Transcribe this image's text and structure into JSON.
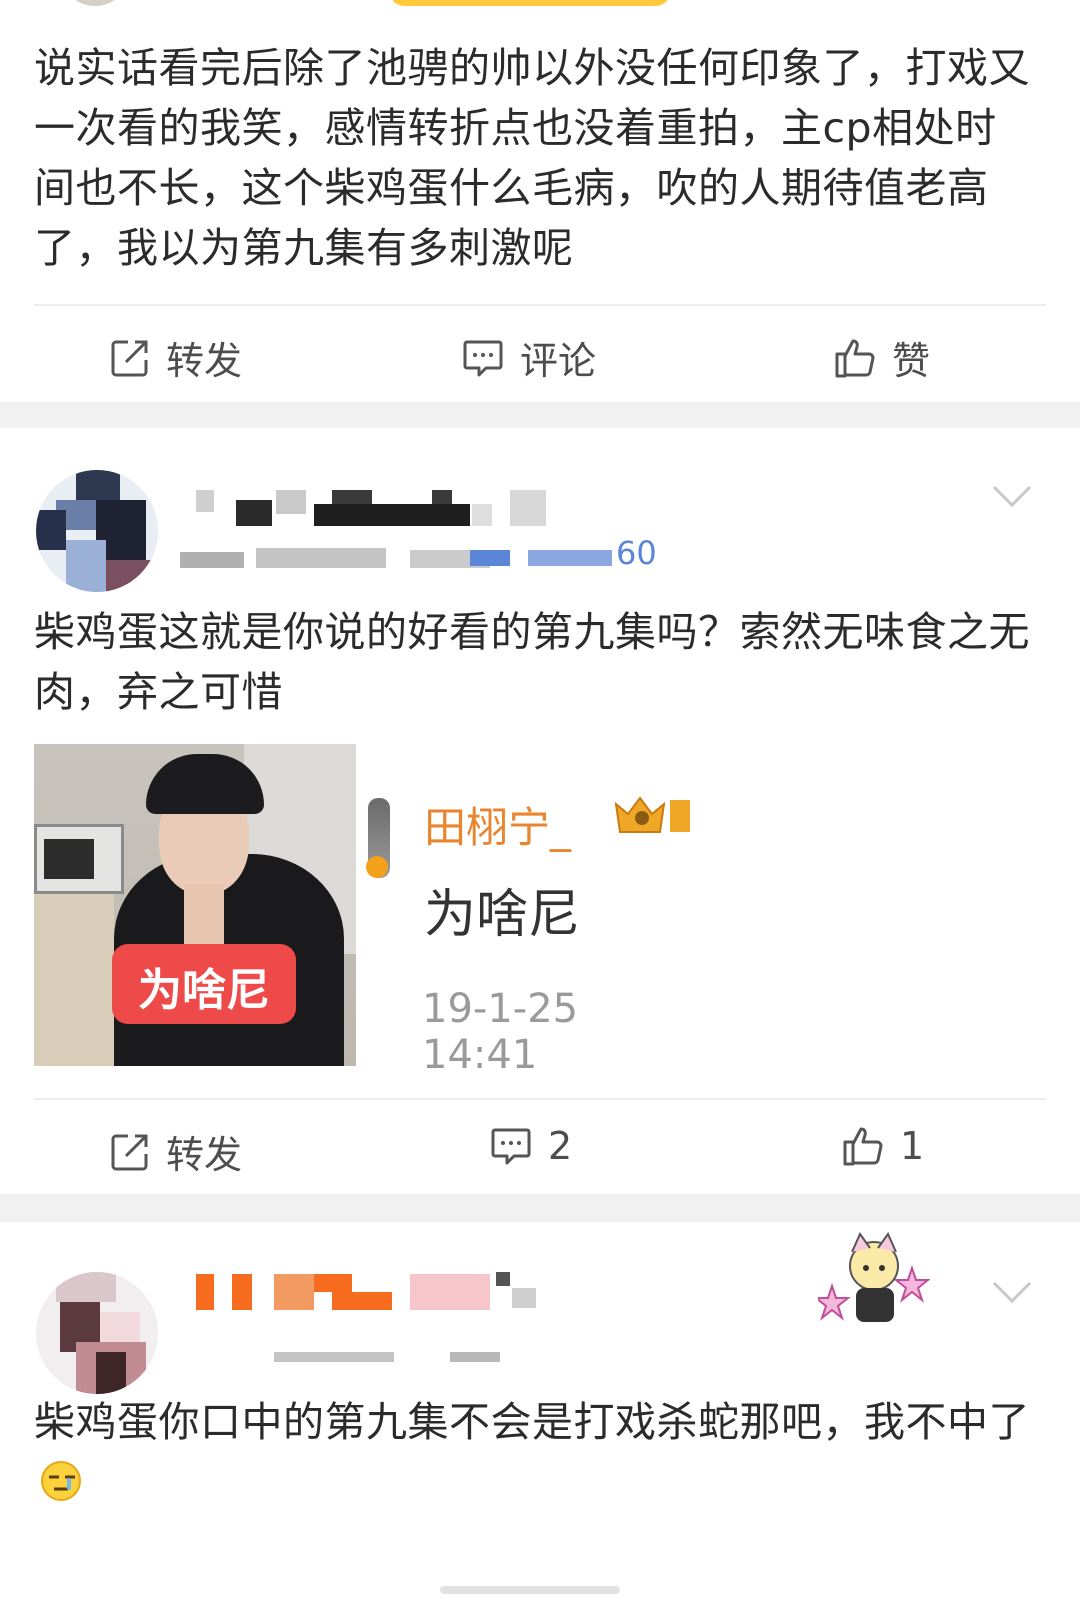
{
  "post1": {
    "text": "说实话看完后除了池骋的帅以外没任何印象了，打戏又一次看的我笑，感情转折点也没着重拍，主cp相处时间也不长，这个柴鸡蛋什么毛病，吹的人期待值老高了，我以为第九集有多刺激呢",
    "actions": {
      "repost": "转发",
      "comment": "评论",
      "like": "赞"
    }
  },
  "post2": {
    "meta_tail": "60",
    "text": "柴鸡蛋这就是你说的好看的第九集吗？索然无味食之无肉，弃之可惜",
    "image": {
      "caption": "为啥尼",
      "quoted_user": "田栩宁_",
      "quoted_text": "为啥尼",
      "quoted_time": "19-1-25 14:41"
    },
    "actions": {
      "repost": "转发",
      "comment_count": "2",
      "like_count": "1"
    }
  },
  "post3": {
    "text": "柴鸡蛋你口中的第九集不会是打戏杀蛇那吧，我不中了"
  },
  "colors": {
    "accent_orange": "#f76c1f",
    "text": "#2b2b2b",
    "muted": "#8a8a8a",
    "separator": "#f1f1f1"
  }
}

★ ★ ★ ★

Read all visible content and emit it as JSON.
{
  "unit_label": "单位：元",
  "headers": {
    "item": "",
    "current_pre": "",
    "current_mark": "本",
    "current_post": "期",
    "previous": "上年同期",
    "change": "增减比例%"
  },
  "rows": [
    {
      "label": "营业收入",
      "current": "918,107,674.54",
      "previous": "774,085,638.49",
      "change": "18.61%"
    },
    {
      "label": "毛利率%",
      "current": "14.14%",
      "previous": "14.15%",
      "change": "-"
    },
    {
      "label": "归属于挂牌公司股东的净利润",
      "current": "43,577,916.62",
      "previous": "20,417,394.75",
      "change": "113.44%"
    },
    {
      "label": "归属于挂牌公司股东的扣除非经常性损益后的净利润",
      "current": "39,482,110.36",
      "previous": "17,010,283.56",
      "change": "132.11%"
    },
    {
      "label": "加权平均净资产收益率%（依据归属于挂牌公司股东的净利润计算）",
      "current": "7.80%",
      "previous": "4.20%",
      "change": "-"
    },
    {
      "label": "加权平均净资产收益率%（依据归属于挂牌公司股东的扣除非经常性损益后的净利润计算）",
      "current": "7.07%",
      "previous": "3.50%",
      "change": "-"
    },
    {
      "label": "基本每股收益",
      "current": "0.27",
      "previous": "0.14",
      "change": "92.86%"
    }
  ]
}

★ ★ ★ ★

#### [Goal]
Look above for lines with the word "image" and copy them all.

#### [The answer]
Transcribe this image's text and structure into JSON.
    "image": {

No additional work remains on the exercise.